• [Task statement]: Identify the lines that contain the string "busqueda" and copy all of them.

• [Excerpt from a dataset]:
- - -

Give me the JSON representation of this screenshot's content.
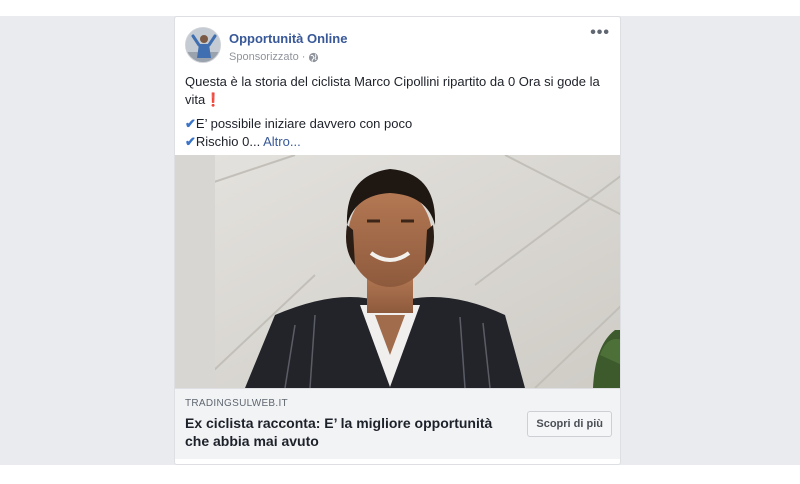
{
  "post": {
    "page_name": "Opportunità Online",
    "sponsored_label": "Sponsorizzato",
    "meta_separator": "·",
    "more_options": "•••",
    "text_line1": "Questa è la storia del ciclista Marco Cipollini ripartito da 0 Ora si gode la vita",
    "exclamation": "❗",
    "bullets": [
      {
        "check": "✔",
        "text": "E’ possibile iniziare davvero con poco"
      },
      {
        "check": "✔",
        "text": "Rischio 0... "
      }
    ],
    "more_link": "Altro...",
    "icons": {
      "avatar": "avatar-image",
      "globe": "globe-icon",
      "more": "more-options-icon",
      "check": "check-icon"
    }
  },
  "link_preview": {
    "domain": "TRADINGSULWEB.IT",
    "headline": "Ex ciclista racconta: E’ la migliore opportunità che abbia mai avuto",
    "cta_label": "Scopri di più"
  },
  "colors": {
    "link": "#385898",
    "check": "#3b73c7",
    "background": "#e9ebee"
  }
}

- - -

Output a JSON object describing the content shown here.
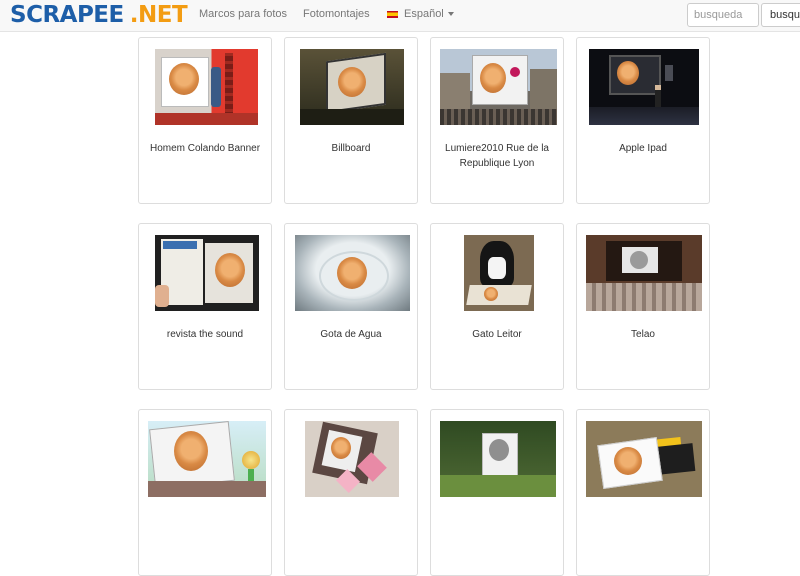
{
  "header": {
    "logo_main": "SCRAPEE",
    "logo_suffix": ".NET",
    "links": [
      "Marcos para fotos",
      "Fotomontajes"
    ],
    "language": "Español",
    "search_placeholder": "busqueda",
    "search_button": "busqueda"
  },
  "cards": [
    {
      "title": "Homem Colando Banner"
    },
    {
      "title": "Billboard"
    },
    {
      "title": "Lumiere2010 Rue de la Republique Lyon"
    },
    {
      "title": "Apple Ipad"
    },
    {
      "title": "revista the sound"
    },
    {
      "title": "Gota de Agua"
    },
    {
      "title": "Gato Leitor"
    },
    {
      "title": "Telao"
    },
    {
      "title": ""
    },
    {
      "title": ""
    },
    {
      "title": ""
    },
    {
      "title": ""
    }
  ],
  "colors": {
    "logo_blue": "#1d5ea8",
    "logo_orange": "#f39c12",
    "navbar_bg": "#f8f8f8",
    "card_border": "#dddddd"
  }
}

- - -

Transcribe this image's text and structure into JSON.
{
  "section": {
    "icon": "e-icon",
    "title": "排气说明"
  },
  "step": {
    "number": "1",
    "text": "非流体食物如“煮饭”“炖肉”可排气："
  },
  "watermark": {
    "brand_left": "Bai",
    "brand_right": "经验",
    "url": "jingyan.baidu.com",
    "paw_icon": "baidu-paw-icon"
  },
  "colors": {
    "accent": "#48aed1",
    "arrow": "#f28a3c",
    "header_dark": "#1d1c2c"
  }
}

- - -

• [Answer to the exercise]:
    "search_placeholder": "busqueda",
    "search_button": "busqueda"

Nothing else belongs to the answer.